BEGIN Data in this exercise

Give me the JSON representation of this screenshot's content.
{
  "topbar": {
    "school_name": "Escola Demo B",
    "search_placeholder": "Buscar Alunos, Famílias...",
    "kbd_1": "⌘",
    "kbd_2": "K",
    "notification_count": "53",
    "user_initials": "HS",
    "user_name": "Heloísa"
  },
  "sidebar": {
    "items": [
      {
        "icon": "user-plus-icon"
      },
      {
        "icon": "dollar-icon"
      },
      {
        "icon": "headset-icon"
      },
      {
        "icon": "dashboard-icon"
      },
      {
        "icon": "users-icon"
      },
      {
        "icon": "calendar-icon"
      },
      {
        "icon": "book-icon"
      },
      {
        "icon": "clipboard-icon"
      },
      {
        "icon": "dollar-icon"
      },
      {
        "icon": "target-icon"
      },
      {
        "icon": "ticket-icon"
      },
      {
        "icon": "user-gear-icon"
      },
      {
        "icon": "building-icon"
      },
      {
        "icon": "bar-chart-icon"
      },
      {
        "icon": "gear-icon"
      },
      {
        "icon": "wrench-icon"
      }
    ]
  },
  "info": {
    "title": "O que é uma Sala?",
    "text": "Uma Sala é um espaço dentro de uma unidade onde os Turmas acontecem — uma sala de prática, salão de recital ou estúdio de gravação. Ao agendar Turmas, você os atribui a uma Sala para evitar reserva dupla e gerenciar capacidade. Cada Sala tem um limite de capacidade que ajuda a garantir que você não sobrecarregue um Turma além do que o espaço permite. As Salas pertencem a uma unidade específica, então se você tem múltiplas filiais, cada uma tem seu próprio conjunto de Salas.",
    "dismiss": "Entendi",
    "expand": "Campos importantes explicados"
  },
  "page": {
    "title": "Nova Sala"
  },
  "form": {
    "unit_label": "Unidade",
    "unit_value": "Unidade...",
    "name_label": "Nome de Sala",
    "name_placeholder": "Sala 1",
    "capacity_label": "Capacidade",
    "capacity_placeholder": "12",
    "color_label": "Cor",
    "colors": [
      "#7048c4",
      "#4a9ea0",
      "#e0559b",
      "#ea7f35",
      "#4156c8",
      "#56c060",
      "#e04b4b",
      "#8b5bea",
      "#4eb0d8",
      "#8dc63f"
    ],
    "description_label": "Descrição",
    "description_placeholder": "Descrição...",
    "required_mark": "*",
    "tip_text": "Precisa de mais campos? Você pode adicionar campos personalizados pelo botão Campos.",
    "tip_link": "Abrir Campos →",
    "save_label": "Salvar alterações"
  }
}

END Data in this exercise

◆ What you have to do
Gather all lines where the word "Campos" appears.

◆ Response for this exercise
    "expand": "Campos importantes explicados"
    "tip_text": "Precisa de mais campos? Você pode adicionar campos personalizados pelo botão Campos.",
    "tip_link": "Abrir Campos →",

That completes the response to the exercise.